**Task instructions**
Write out the listing in full, matching it word for word.

-=-=-=-=-

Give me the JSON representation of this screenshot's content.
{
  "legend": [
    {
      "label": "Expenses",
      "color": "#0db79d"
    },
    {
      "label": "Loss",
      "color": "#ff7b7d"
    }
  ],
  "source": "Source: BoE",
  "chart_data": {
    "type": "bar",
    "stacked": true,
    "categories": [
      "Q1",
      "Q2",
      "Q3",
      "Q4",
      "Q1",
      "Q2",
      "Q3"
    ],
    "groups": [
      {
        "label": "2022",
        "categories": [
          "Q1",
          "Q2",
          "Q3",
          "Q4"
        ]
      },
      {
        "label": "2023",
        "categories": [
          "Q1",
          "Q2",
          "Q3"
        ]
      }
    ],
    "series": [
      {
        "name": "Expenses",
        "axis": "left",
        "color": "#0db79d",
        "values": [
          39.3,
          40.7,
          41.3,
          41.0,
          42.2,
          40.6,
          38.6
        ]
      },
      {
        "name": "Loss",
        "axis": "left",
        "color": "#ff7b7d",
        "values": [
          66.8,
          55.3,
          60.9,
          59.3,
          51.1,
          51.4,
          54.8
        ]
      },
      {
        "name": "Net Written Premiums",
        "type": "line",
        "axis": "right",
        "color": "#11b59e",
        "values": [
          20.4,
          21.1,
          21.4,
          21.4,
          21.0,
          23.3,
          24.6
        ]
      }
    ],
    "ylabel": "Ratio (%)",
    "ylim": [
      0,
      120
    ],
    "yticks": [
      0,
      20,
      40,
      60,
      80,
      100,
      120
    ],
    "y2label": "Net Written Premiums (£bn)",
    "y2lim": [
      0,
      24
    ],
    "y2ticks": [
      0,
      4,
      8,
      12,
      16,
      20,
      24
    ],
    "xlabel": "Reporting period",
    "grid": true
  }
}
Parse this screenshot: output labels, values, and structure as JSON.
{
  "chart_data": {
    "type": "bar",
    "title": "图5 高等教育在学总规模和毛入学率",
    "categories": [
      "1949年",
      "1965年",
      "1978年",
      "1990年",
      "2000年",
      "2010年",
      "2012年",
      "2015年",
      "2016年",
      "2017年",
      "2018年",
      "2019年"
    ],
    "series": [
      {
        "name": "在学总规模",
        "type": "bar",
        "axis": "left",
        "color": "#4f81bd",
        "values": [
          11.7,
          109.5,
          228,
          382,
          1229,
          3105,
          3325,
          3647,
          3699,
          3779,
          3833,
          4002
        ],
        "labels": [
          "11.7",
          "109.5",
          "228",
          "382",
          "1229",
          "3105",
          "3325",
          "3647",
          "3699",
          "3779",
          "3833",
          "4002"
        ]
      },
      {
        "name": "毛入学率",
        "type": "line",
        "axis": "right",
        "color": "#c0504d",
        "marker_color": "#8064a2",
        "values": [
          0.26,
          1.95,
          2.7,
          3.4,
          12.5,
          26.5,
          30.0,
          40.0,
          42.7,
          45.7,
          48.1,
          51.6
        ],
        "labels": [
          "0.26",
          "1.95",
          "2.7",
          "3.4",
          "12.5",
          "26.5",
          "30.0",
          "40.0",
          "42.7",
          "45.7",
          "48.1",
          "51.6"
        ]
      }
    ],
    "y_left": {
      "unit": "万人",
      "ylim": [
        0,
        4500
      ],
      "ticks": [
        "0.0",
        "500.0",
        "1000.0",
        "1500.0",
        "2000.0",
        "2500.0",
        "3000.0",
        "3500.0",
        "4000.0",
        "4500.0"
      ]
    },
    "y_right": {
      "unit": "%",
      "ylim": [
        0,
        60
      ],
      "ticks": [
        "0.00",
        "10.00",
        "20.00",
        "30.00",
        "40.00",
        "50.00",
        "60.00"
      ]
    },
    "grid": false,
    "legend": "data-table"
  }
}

-=-=-=-=-

**Exercise output**
Give me the JSON representation of this screenshot's content.
{
  "legend": [
    {
      "label": "Expenses",
      "color": "#0db79d"
    },
    {
      "label": "Loss",
      "color": "#ff7b7d"
    }
  ],
  "source": "Source: BoE",
  "chart_data": {
    "type": "bar",
    "stacked": true,
    "categories": [
      "Q1",
      "Q2",
      "Q3",
      "Q4",
      "Q1",
      "Q2",
      "Q3"
    ],
    "groups": [
      {
        "label": "2022",
        "categories": [
          "Q1",
          "Q2",
          "Q3",
          "Q4"
        ]
      },
      {
        "label": "2023",
        "categories": [
          "Q1",
          "Q2",
          "Q3"
        ]
      }
    ],
    "series": [
      {
        "name": "Expenses",
        "axis": "left",
        "color": "#0db79d",
        "values": [
          39.3,
          40.7,
          41.3,
          41.0,
          42.2,
          40.6,
          38.6
        ]
      },
      {
        "name": "Loss",
        "axis": "left",
        "color": "#ff7b7d",
        "values": [
          66.8,
          55.3,
          60.9,
          59.3,
          51.1,
          51.4,
          54.8
        ]
      },
      {
        "name": "Net Written Premiums",
        "type": "line",
        "axis": "right",
        "color": "#11b59e",
        "values": [
          20.4,
          21.1,
          21.4,
          21.4,
          21.0,
          23.3,
          24.6
        ]
      }
    ],
    "ylabel": "Ratio (%)",
    "ylim": [
      0,
      120
    ],
    "yticks": [
      0,
      20,
      40,
      60,
      80,
      100,
      120
    ],
    "y2label": "Net Written Premiums (£bn)",
    "y2lim": [
      0,
      24
    ],
    "y2ticks": [
      0,
      4,
      8,
      12,
      16,
      20,
      24
    ],
    "xlabel": "Reporting period",
    "grid": true
  }
}
Parse this screenshot: output labels, values, and structure as JSON.
{
  "chart_data": {
    "type": "bar",
    "title": "图5 高等教育在学总规模和毛入学率",
    "categories": [
      "1949年",
      "1965年",
      "1978年",
      "1990年",
      "2000年",
      "2010年",
      "2012年",
      "2015年",
      "2016年",
      "2017年",
      "2018年",
      "2019年"
    ],
    "series": [
      {
        "name": "在学总规模",
        "type": "bar",
        "axis": "left",
        "color": "#4f81bd",
        "values": [
          11.7,
          109.5,
          228,
          382,
          1229,
          3105,
          3325,
          3647,
          3699,
          3779,
          3833,
          4002
        ],
        "labels": [
          "11.7",
          "109.5",
          "228",
          "382",
          "1229",
          "3105",
          "3325",
          "3647",
          "3699",
          "3779",
          "3833",
          "4002"
        ]
      },
      {
        "name": "毛入学率",
        "type": "line",
        "axis": "right",
        "color": "#c0504d",
        "marker_color": "#8064a2",
        "values": [
          0.26,
          1.95,
          2.7,
          3.4,
          12.5,
          26.5,
          30.0,
          40.0,
          42.7,
          45.7,
          48.1,
          51.6
        ],
        "labels": [
          "0.26",
          "1.95",
          "2.7",
          "3.4",
          "12.5",
          "26.5",
          "30.0",
          "40.0",
          "42.7",
          "45.7",
          "48.1",
          "51.6"
        ]
      }
    ],
    "y_left": {
      "unit": "万人",
      "ylim": [
        0,
        4500
      ],
      "ticks": [
        "0.0",
        "500.0",
        "1000.0",
        "1500.0",
        "2000.0",
        "2500.0",
        "3000.0",
        "3500.0",
        "4000.0",
        "4500.0"
      ]
    },
    "y_right": {
      "unit": "%",
      "ylim": [
        0,
        60
      ],
      "ticks": [
        "0.00",
        "10.00",
        "20.00",
        "30.00",
        "40.00",
        "50.00",
        "60.00"
      ]
    },
    "grid": false,
    "legend": "data-table"
  }
}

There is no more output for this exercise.